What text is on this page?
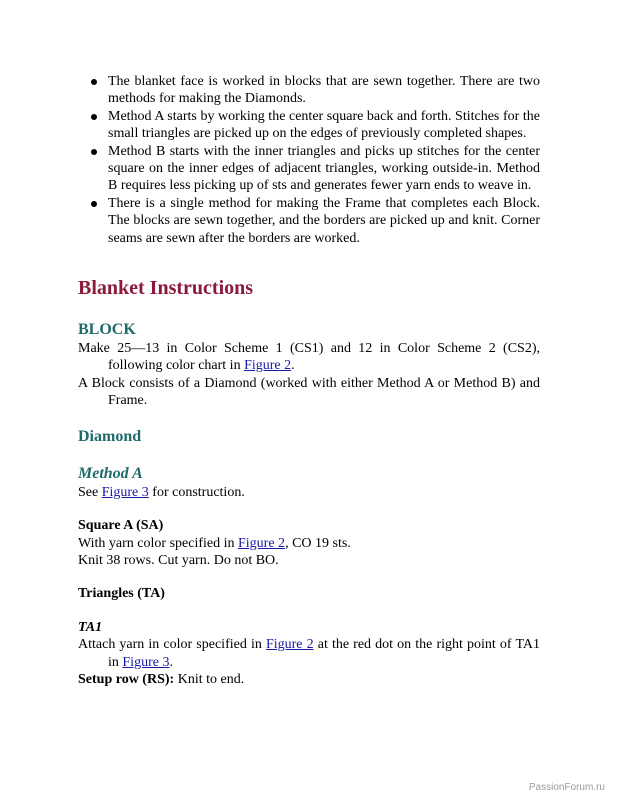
The blanket face is worked in blocks that are sewn together. There are two methods for making the Diamonds.
Method A starts by working the center square back and forth. Stitches for the small triangles are picked up on the edges of previously completed shapes.
Method B starts with the inner triangles and picks up stitches for the center square on the inner edges of adjacent triangles, working outside-in. Method B requires less picking up of sts and generates fewer yarn ends to weave in.
There is a single method for making the Frame that completes each Block. The blocks are sewn together, and the borders are picked up and knit. Corner seams are sewn after the borders are worked.
Blanket Instructions
BLOCK

Make 25—13 in Color Scheme 1 (CS1) and 12 in Color Scheme 2 (CS2), following color chart in Figure 2.

A Block consists of a Diamond (worked with either Method A or Method B) and Frame.

Diamond
Method A

See Figure 3 for construction.

Square A (SA)

With yarn color specified in Figure 2, CO 19 sts.

Knit 38 rows. Cut yarn. Do not BO.

Triangles (TA)

TA1

Attach yarn in color specified in Figure 2 at the red dot on the right point of TA1 in Figure 3.

Setup row (RS): Knit to end.

PassionForum.ru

- **To do**
Each record above is to be restated exactly, with its pictures removed from the copy.

- **The reply**
What text is on this page?
The blanket face is worked in blocks that are sewn together. There are two methods for making the Diamonds.
Method A starts by working the center square back and forth. Stitches for the small triangles are picked up on the edges of previously completed shapes.
Method B starts with the inner triangles and picks up stitches for the center square on the inner edges of adjacent triangles, working outside-in. Method B requires less picking up of sts and generates fewer yarn ends to weave in.
There is a single method for making the Frame that completes each Block. The blocks are sewn together, and the borders are picked up and knit. Corner seams are sewn after the borders are worked.
Blanket Instructions
BLOCK

Make 25—13 in Color Scheme 1 (CS1) and 12 in Color Scheme 2 (CS2), following color chart in Figure 2.

A Block consists of a Diamond (worked with either Method A or Method B) and Frame.

Diamond
Method A

See Figure 3 for construction.

Square A (SA)

With yarn color specified in Figure 2, CO 19 sts.

Knit 38 rows. Cut yarn. Do not BO.

Triangles (TA)

TA1

Attach yarn in color specified in Figure 2 at the red dot on the right point of TA1 in Figure 3.

Setup row (RS): Knit to end.

PassionForum.ru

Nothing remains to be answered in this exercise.